**WORKING DATA:**
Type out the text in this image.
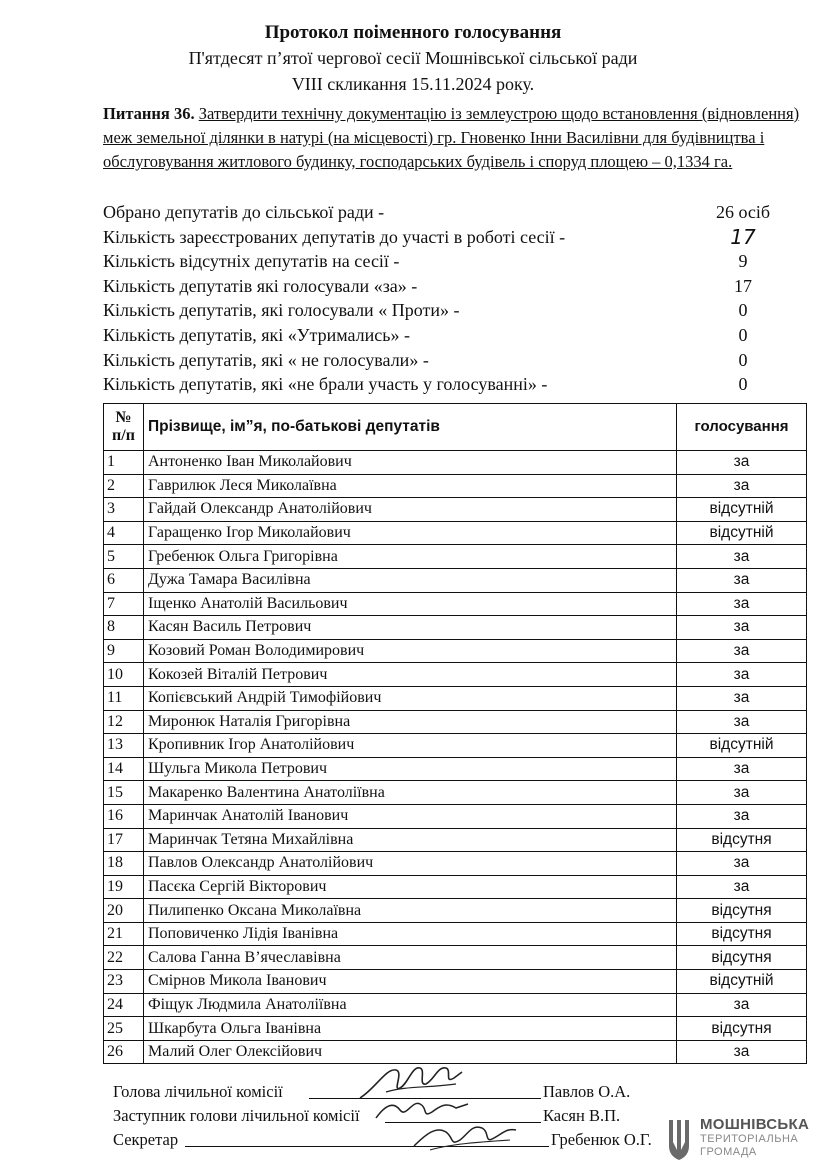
Протокол поіменного голосування
П'ятдесят п’ятої чергової сесії Мошнівської сільської ради
VIII скликання 15.11.2024 року.
Питання 36. Затвердити технічну документацію із землеустрою щодо встановлення (відновлення) меж земельної ділянки в натурі (на місцевості) гр. Гновенко Інни Василівни для будівництва і обслуговування житлового будинку, господарських будівель і споруд площею – 0,1334 га.
Обрано депутатів до сільської ради -	26 осіб
Кількість зареєстрованих депутатів до участі в роботі сесії -	17
Кількість відсутніх депутатів на сесії -	9
Кількість депутатів які голосували «за» -	17
Кількість депутатів, які голосували « Проти» -	0
Кількість депутатів, які «Утримались» -	0
Кількість депутатів, які « не голосували» -	0
Кількість депутатів, які «не брали участь у голосуванні» -	0
№
п/п	Прізвище, ім”я, по-батькові депутатів	голосування
1	Антоненко Іван Миколайович	за
2	Гаврилюк Леся Миколаївна	за
3	Гайдай Олександр Анатолійович	відсутній
4	Гаращенко Ігор Миколайович	відсутній
5	Гребенюк Ольга Григорівна	за
6	Дужа Тамара Василівна	за
7	Іщенко Анатолій Васильович	за
8	Касян Василь Петрович	за
9	Козовий Роман Володимирович	за
10	Кокозей Віталій Петрович	за
11	Копієвський Андрій Тимофійович	за
12	Миронюк Наталія Григорівна	за
13	Кропивник Ігор Анатолійович	відсутній
14	Шульга Микола Петрович	за
15	Макаренко Валентина Анатоліївна	за
16	Маринчак Анатолій Іванович	за
17	Маринчак Тетяна Михайлівна	відсутня
18	Павлов Олександр Анатолійович	за
19	Пасєка Сергій Вікторович	за
20	Пилипенко Оксана Миколаївна	відсутня
21	Поповиченко Лідія Іванівна	відсутня
22	Салова Ганна В’ячеславівна	відсутня
23	Смірнов Микола Іванович	відсутній
24	Фіщук Людмила Анатоліївна	за
25	Шкарбута Ольга Іванівна	відсутня
26	Малий Олег Олексійович	за
Голова лічильної комісії	Павлов О.А.
Заступник голови лічильної комісії	Касян В.П.
Секретар	Гребенюк О.Г.
МОШНІВСЬКА
ТЕРИТОРІАЛЬНА
ГРОМАДА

**WHAT NEEDS TO BE DONE:**
Gather from the records above every line containing the string "Миколаївна".

**IN RESPONSE:**
2	Гаврилюк Леся Миколаївна	за
20	Пилипенко Оксана Миколаївна	відсутня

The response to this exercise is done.